Extracted records
########
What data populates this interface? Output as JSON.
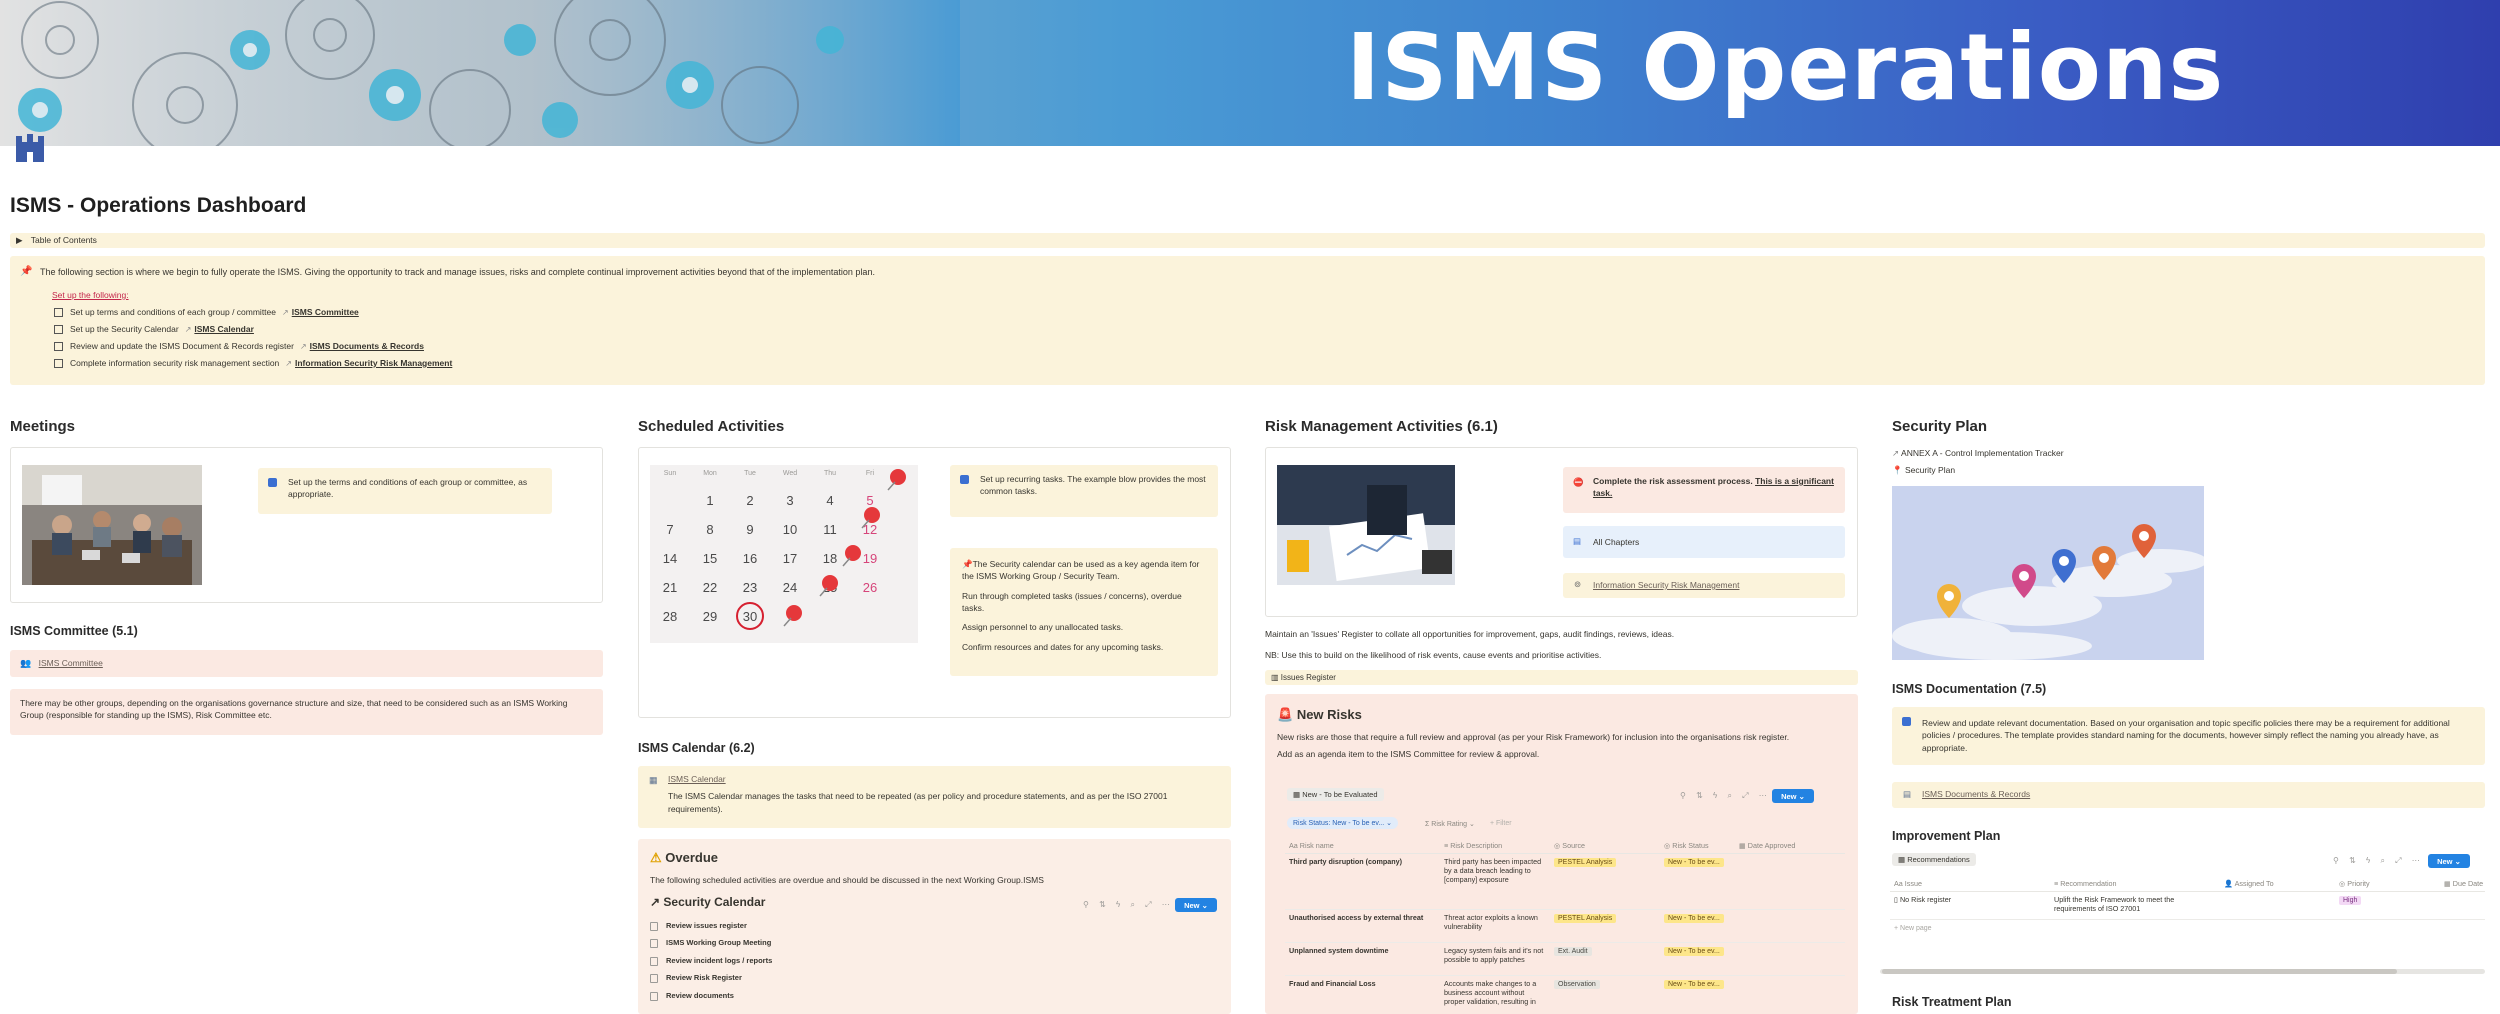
{
  "banner": {
    "title": "ISMS Operations"
  },
  "page": {
    "title": "ISMS - Operations Dashboard"
  },
  "toc": {
    "label": "Table of Contents"
  },
  "intro": {
    "text": "The following section is where we begin to fully operate the ISMS.  Giving the opportunity to track and manage issues, risks and complete continual improvement activities beyond that of the implementation plan.",
    "setup_label": "Set up the following:",
    "todos": [
      {
        "text": "Set up terms and conditions of each group / committee",
        "link": "ISMS Committee"
      },
      {
        "text": "Set up the Security Calendar",
        "link": "ISMS Calendar"
      },
      {
        "text": "Review and update the ISMS Document & Records register",
        "link": "ISMS Documents & Records"
      },
      {
        "text": "Complete information security risk management section",
        "link": "Information Security Risk Management"
      }
    ]
  },
  "meetings": {
    "title": "Meetings",
    "callout": "Set up the terms and conditions of each group or committee, as appropriate.",
    "committee_title": "ISMS Committee (5.1)",
    "committee_link": "ISMS Committee",
    "note": "There may be other groups, depending on the organisations governance structure and size, that need to be considered such as an ISMS Working Group (responsible for standing up the ISMS), Risk Committee etc."
  },
  "scheduled": {
    "title": "Scheduled Activities",
    "calendar": {
      "days": [
        "Sun",
        "Mon",
        "Tue",
        "Wed",
        "Thu",
        "Fri"
      ],
      "rows": [
        [
          "",
          "1",
          "2",
          "3",
          "4",
          "5"
        ],
        [
          "7",
          "8",
          "9",
          "10",
          "11",
          "12"
        ],
        [
          "14",
          "15",
          "16",
          "17",
          "18",
          "19"
        ],
        [
          "21",
          "22",
          "23",
          "24",
          "25",
          "26"
        ],
        [
          "28",
          "29",
          "30",
          "",
          "",
          ""
        ]
      ]
    },
    "callout1": "Set up recurring tasks.  The example blow provides the most common tasks.",
    "callout2": {
      "p1": "The Security calendar can be used as a key agenda item for the ISMS Working Group / Security Team.",
      "p2": "Run through completed tasks (issues / concerns), overdue tasks.",
      "p3": "Assign personnel to any unallocated tasks.",
      "p4": "Confirm resources and dates for any upcoming tasks."
    },
    "cal_title": "ISMS Calendar (6.2)",
    "cal_link": "ISMS Calendar",
    "cal_desc": "The ISMS Calendar manages the tasks that need to be repeated (as per policy and procedure statements, and as per the ISO 27001 requirements).",
    "overdue_title": "Overdue",
    "overdue_desc": "The following scheduled activities are overdue and should be discussed in the next Working Group.ISMS",
    "db_title": "Security Calendar",
    "new_label": "New",
    "items": [
      "Review issues register",
      "ISMS Working Group Meeting",
      "Review incident logs / reports",
      "Review Risk Register",
      "Review documents"
    ]
  },
  "risk": {
    "title": "Risk Management Activities (6.1)",
    "callout_main": "Complete the risk assessment process.",
    "callout_link": "This is a significant task.",
    "chapters": "All Chapters",
    "rm_link": "Information Security Risk Management",
    "p1": "Maintain an 'Issues' Register to collate all opportunities for improvement, gaps, audit findings, reviews, ideas.",
    "p2": "NB: Use this to build on the likelihood of risk events, cause events and prioritise activities.",
    "issues_toggle": "Issues Register",
    "new_risks_title": "New Risks",
    "new_risks_desc1": "New risks are those that require a full review and approval (as per your Risk Framework) for inclusion into the organisations risk register.",
    "new_risks_desc2": "Add as an agenda item to the ISMS Committee for review & approval.",
    "view_tab": "New - To be Evaluated",
    "filter1": "Risk Status: New - To be ev...",
    "filter2": "Risk Rating",
    "filter3": "+ Filter",
    "new_label": "New",
    "columns": [
      "Risk name",
      "Risk Description",
      "Source",
      "Risk Status",
      "Date Approved"
    ],
    "rows": [
      {
        "name": "Third party disruption (company)",
        "desc": "Third party has been impacted by a data breach leading to [company] exposure",
        "source": "PESTEL Analysis",
        "status": "New - To be ev..."
      },
      {
        "name": "Unauthorised access by external threat",
        "desc": "Threat actor exploits a known vulnerability",
        "source": "PESTEL Analysis",
        "status": "New - To be ev..."
      },
      {
        "name": "Unplanned system downtime",
        "desc": "Legacy system fails and it's not possible to apply patches",
        "source": "Ext. Audit",
        "status": "New - To be ev..."
      },
      {
        "name": "Fraud and Financial Loss",
        "desc": "Accounts make changes to a business account without proper validation, resulting in",
        "source": "Observation",
        "status": "New - To be ev..."
      }
    ]
  },
  "security_plan": {
    "title": "Security Plan",
    "link1": "ANNEX A - Control Implementation Tracker",
    "link2": "Security Plan",
    "doc_title": "ISMS Documentation (7.5)",
    "doc_callout": "Review and update relevant documentation.  Based on your organisation and topic specific policies there may be a requirement for additional policies / procedures.  The template provides standard naming for the documents, however simply reflect the naming you already have, as appropriate.",
    "doc_link": "ISMS Documents & Records",
    "improve_title": "Improvement Plan",
    "improve_tab": "Recommendations",
    "new_label": "New",
    "columns": [
      "Issue",
      "Recommendation",
      "Assigned To",
      "Priority",
      "Due Date"
    ],
    "rows": [
      {
        "issue": "No Risk register",
        "rec": "Uplift the Risk Framework to meet the requirements of ISO 27001",
        "assigned": "",
        "priority": "High",
        "due": ""
      }
    ],
    "new_page": "+ New page",
    "treatment_title": "Risk Treatment Plan"
  },
  "colors": {
    "accent": "#2383e2",
    "callout_yellow": "#fbf3db",
    "callout_pink": "#fbe9e2",
    "callout_blue": "#e7f0fb"
  }
}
########
Goal of the exercise.
List all lines above in which the string "approval" appears.

Answer for the task.
    "new_risks_desc1": "New risks are those that require a full review and approval (as per your Risk Framework) for inclusion into the organisations risk register.",
    "new_risks_desc2": "Add as an agenda item to the ISMS Committee for review & approval.",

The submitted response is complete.